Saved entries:
+++++

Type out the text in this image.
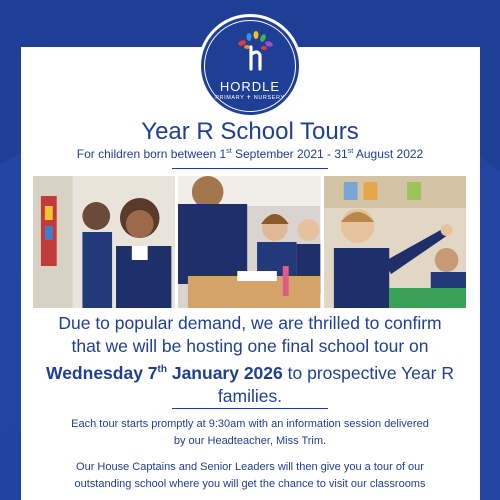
HORDLE
PRIMARY ✝ NURSERY
Year R School Tours
For children born between 1st September 2021 - 31st August 2022
Due to popular demand, we are thrilled to confirm
that we will be hosting one final school tour on
Wednesday 7th January 2026 to prospective Year R
families.
Each tour starts promptly at 9:30am with an information session delivered
by our Headteacher, Miss Trim.
Our House Captains and Senior Leaders will then give you a tour of our
outstanding school where you will get the chance to visit our classrooms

+++++

- [Written problem] State only the number of lines in these entries that contain "will".

- [Written response] 3